### [PROBLEM DESCRIPTION]
Copy out the items word for word, starting at the very first line and ending at the line that contains "question-icon: ? bbox=[28, 112, 68, 152]".

### [DATA FOR PROCESSING]
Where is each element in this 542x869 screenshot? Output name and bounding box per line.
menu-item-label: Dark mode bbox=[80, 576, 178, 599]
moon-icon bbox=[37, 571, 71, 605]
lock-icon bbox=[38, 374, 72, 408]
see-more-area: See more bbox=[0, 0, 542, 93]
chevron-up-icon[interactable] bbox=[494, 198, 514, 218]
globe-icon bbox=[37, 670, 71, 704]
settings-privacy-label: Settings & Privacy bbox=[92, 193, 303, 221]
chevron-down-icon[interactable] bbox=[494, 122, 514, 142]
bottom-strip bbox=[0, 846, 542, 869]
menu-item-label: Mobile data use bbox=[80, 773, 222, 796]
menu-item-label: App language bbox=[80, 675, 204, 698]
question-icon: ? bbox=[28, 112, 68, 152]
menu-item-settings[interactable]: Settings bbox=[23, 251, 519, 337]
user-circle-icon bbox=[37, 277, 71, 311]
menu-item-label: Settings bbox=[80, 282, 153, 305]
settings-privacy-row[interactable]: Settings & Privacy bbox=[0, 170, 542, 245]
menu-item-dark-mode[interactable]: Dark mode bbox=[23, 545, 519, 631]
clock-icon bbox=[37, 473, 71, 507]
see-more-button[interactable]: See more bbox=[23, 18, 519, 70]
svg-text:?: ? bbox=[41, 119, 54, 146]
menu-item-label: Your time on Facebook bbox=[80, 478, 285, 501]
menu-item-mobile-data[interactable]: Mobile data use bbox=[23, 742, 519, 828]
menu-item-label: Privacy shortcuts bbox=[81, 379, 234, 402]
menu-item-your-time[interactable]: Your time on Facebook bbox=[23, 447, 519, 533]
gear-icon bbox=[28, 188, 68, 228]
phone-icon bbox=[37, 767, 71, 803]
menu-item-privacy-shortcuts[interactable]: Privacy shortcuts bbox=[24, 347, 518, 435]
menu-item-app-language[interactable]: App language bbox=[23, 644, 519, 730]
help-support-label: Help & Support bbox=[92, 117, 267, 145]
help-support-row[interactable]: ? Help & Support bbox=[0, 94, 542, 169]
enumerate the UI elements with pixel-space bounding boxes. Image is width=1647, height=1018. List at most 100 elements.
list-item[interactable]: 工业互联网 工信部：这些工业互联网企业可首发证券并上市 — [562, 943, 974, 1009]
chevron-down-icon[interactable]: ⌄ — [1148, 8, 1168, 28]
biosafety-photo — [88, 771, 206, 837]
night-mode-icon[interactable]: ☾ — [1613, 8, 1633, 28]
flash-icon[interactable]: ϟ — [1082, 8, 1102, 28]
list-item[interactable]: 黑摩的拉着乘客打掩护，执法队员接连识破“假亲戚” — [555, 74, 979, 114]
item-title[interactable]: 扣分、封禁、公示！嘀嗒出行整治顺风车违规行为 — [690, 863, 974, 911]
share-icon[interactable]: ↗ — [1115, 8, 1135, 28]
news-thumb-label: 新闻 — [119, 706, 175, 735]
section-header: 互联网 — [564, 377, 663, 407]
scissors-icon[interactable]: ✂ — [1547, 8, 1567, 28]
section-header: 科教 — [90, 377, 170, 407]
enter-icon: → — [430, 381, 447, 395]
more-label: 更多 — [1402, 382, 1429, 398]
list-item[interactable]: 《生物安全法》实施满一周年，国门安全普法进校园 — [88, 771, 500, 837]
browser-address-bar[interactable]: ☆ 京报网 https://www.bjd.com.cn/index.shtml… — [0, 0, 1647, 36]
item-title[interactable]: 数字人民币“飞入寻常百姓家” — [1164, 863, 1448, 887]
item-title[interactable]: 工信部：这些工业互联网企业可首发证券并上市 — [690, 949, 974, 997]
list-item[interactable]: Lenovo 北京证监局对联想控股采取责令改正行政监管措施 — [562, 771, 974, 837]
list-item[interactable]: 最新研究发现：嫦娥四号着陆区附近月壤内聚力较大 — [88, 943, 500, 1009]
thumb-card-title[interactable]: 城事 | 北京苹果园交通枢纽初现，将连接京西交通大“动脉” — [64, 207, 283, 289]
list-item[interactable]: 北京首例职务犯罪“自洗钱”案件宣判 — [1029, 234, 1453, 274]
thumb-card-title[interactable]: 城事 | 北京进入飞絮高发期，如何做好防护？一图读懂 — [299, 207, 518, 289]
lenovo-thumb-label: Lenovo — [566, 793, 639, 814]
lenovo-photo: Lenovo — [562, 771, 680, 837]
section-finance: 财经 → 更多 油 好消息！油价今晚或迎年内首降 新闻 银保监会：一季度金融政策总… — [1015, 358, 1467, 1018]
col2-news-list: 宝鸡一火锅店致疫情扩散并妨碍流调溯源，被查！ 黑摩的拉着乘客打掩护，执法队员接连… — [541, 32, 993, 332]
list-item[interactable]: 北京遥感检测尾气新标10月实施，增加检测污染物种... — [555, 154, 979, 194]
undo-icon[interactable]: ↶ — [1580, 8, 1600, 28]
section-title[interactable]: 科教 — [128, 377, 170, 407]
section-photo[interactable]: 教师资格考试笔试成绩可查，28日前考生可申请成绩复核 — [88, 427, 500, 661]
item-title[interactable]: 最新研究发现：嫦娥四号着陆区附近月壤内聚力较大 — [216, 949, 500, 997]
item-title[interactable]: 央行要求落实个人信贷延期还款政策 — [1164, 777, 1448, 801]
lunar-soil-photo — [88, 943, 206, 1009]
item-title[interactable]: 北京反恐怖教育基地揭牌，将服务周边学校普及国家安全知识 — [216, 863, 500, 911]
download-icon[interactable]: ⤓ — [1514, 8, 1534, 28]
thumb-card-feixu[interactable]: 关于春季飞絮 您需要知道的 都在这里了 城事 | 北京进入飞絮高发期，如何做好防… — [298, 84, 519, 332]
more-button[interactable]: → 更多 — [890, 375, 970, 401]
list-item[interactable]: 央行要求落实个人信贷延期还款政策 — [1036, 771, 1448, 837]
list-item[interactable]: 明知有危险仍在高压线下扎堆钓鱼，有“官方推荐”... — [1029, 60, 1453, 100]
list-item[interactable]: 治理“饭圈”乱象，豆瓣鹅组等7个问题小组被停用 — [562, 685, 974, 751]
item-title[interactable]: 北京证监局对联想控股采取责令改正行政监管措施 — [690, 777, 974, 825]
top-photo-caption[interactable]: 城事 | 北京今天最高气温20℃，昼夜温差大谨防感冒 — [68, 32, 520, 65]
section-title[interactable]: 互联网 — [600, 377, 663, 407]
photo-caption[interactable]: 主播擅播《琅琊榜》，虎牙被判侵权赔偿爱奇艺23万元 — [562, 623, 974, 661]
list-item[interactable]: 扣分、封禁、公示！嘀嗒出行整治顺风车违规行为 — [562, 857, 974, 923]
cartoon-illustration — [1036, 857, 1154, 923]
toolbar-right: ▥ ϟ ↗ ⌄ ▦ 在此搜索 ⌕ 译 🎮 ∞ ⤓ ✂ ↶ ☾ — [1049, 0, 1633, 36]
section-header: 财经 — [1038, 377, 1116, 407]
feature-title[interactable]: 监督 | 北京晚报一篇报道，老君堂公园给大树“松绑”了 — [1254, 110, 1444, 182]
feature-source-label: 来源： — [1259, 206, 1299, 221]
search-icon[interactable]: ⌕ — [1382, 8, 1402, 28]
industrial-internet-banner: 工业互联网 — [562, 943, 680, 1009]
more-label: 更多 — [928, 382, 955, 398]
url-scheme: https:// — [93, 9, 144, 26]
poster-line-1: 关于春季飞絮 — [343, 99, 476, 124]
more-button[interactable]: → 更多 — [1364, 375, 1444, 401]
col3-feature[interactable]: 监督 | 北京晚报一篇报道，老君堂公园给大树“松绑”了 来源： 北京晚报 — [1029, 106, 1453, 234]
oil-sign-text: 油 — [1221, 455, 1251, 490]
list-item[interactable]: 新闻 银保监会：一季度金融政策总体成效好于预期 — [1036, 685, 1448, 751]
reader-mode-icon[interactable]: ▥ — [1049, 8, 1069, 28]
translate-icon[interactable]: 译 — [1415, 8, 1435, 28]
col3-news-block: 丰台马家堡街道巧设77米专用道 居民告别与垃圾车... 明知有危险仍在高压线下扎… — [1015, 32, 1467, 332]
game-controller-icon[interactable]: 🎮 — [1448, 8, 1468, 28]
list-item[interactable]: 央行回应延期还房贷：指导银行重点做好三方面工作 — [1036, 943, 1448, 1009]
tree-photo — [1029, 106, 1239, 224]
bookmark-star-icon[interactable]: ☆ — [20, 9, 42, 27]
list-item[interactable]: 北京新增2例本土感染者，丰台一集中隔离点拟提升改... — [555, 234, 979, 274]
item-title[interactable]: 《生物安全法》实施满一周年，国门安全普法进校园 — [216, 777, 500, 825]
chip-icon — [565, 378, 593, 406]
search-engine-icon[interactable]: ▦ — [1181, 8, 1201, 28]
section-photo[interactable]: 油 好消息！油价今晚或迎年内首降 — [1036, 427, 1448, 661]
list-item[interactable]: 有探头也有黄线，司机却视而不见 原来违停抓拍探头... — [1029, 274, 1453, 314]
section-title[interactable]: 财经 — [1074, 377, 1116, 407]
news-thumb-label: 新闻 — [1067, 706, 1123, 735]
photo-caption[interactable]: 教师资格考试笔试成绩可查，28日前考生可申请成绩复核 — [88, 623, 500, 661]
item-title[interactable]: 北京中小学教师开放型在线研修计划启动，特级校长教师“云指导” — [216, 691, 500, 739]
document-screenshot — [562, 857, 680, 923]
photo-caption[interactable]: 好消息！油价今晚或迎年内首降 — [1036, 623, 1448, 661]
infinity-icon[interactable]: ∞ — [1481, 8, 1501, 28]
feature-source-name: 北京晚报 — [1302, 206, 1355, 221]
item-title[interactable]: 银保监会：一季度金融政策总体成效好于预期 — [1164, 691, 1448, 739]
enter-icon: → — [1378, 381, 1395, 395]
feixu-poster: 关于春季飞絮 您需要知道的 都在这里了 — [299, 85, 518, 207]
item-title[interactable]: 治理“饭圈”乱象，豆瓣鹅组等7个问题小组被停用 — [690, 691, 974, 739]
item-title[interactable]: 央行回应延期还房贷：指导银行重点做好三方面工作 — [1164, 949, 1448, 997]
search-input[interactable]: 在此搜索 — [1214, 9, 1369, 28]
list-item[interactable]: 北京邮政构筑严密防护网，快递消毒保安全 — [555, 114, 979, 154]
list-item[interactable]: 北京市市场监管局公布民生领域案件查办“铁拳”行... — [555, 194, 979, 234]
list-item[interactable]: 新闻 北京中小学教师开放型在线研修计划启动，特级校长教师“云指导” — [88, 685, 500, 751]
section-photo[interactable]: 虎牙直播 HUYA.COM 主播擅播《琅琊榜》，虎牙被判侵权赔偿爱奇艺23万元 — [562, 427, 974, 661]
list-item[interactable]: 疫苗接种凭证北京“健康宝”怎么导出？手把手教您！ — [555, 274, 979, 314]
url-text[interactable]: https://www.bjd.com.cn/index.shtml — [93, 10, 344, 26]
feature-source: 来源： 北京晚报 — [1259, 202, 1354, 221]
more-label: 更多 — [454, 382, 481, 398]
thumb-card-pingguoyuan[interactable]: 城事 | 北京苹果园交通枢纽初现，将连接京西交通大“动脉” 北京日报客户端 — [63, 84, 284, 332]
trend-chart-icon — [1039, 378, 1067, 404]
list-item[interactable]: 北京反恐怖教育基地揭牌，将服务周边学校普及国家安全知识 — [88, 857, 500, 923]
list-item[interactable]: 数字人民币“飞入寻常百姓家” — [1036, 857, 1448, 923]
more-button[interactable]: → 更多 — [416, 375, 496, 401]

### [ANSWER BELOW]
Where is each element in this 542x869 screenshot? Output name and bounding box per line.
menu-item-label: Dark mode bbox=[80, 576, 178, 599]
moon-icon bbox=[37, 571, 71, 605]
lock-icon bbox=[38, 374, 72, 408]
see-more-area: See more bbox=[0, 0, 542, 93]
chevron-up-icon[interactable] bbox=[494, 198, 514, 218]
globe-icon bbox=[37, 670, 71, 704]
settings-privacy-label: Settings & Privacy bbox=[92, 193, 303, 221]
chevron-down-icon[interactable] bbox=[494, 122, 514, 142]
bottom-strip bbox=[0, 846, 542, 869]
menu-item-label: Mobile data use bbox=[80, 773, 222, 796]
menu-item-label: App language bbox=[80, 675, 204, 698]
question-icon: ? bbox=[28, 112, 68, 152]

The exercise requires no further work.